_Objective_
Using the records below, report how many lines hold "this", with no extra text.

_Raw data_
------------------------------------------------------------

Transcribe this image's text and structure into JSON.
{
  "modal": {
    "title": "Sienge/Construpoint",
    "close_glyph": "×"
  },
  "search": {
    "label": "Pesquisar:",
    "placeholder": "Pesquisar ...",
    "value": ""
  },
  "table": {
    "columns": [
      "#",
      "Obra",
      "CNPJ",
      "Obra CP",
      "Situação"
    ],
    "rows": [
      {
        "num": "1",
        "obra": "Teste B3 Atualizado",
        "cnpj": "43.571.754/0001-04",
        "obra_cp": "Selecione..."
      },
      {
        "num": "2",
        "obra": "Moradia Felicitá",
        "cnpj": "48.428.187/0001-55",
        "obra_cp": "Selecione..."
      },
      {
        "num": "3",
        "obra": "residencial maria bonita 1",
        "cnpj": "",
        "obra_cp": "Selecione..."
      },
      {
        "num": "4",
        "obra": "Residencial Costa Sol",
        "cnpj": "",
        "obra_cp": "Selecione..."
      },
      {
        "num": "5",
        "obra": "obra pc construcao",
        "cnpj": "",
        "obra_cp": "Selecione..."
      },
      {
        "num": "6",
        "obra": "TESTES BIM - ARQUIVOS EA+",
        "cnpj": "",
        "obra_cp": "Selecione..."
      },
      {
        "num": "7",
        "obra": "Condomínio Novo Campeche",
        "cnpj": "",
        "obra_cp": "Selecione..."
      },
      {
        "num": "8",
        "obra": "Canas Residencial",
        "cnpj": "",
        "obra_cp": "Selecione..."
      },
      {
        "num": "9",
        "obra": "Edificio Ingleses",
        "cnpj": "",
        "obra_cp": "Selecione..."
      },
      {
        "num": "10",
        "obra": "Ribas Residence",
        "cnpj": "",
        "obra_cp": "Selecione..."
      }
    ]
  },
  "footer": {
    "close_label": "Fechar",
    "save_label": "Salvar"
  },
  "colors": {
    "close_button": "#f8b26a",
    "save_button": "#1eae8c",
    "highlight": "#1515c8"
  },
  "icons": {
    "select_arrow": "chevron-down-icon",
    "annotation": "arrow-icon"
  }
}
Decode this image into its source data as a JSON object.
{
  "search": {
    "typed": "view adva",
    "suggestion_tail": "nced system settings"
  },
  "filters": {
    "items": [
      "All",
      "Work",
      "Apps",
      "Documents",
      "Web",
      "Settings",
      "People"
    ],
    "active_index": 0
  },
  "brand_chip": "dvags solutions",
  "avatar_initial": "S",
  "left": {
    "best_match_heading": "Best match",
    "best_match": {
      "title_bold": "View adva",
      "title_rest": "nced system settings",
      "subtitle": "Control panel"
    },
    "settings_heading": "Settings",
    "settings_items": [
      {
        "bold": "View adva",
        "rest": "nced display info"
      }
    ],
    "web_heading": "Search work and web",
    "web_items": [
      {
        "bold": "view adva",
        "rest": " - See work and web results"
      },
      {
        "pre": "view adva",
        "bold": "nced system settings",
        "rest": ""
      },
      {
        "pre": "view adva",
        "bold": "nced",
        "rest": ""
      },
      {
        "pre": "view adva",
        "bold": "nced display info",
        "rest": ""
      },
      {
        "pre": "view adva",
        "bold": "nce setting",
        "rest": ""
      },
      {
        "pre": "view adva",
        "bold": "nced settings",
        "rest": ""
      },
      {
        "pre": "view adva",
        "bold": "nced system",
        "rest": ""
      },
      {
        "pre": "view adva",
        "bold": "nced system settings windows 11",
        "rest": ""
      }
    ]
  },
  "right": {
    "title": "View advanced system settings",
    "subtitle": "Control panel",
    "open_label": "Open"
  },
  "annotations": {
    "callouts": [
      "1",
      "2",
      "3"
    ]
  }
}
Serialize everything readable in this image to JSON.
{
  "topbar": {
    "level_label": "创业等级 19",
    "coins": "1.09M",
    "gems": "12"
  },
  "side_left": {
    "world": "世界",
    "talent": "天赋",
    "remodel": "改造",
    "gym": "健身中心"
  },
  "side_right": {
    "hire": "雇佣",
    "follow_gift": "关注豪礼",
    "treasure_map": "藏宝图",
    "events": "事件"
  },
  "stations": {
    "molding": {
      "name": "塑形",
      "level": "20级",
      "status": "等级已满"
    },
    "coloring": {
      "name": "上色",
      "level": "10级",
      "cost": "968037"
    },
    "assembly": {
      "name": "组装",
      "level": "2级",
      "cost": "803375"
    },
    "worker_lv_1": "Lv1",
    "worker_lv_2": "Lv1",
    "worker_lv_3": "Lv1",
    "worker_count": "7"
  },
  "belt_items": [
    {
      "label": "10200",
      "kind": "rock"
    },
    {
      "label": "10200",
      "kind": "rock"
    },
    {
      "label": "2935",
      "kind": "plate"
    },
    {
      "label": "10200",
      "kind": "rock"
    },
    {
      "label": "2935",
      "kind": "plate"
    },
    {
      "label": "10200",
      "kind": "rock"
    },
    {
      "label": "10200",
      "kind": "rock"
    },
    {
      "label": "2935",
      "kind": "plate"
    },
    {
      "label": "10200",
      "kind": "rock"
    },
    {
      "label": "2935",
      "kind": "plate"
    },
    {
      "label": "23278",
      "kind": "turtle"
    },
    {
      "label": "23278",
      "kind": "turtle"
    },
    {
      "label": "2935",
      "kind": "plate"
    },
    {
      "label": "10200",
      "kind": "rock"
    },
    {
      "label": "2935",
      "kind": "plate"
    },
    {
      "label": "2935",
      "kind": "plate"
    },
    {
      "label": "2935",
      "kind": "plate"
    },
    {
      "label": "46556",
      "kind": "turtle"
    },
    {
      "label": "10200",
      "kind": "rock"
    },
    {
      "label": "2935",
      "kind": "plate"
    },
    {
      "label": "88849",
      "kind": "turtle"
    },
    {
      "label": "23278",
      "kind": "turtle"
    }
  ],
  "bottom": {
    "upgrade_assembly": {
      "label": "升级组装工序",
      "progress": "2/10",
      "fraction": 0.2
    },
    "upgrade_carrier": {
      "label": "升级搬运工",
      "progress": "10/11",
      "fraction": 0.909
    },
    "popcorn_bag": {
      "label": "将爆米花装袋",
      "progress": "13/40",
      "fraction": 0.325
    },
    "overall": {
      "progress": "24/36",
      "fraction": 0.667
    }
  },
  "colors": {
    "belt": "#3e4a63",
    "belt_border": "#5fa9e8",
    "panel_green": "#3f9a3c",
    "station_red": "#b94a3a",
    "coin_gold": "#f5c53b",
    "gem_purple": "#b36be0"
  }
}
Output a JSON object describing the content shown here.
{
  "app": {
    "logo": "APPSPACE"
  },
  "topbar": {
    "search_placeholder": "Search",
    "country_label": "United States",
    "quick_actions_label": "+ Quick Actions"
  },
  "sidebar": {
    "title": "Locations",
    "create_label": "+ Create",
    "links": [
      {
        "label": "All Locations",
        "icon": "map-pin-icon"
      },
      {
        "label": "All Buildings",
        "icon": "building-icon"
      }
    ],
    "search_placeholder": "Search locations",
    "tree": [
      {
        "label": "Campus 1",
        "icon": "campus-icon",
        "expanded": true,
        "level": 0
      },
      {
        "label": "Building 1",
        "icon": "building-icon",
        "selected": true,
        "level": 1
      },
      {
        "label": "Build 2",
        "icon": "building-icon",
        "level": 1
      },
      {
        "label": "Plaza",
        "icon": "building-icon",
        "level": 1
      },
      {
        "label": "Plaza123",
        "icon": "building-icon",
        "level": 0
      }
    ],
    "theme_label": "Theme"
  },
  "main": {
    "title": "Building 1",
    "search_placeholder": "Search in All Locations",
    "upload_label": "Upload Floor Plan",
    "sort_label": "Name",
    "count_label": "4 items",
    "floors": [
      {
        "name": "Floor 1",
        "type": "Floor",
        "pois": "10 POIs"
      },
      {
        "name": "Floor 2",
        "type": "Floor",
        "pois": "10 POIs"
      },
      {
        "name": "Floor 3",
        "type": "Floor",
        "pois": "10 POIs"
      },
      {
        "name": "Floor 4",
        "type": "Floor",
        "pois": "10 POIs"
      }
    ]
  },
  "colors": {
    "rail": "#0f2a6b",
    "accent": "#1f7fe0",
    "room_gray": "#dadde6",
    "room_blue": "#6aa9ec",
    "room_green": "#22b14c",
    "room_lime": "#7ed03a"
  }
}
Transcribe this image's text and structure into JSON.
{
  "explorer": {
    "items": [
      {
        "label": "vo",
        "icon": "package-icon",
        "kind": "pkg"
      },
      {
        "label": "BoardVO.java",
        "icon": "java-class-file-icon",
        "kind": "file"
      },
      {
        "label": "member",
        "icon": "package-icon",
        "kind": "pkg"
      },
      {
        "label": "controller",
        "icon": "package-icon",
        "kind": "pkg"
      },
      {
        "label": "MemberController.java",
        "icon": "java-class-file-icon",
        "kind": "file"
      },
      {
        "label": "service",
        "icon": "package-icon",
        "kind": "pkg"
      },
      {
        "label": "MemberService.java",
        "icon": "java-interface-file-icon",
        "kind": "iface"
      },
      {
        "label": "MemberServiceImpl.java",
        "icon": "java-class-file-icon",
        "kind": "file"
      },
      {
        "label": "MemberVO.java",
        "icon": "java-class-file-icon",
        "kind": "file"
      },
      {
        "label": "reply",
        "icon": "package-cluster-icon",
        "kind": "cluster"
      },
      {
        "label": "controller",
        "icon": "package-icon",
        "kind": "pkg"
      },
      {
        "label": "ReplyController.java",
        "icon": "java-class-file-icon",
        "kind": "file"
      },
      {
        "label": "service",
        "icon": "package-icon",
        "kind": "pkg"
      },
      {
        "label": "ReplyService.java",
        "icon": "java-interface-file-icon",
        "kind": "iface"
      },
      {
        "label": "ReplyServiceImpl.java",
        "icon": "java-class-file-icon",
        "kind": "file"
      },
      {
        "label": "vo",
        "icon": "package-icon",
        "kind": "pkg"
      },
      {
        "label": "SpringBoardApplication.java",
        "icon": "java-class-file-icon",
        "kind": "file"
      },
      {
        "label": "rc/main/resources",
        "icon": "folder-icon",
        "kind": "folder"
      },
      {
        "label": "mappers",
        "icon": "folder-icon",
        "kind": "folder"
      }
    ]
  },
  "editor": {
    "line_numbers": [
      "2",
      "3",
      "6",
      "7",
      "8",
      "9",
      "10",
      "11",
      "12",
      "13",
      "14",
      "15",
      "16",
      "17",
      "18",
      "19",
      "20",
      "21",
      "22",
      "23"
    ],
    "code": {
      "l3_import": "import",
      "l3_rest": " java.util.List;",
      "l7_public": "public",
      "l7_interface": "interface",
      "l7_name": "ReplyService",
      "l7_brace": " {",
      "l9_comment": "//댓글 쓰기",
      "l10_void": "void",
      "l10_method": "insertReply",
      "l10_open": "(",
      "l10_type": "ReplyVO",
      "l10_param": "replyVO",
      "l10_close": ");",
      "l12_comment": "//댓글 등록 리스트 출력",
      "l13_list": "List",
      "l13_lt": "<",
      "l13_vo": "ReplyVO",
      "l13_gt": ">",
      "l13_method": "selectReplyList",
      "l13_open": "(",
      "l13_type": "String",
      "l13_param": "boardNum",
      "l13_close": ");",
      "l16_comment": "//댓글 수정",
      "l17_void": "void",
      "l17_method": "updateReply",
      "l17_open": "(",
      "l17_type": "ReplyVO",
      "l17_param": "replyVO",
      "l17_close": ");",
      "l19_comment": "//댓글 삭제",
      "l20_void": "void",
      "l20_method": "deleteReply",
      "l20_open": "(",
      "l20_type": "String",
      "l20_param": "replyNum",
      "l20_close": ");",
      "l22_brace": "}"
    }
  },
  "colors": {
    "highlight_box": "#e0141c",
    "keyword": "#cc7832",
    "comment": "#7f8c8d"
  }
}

------------------------------------------------------------

_Solution_
4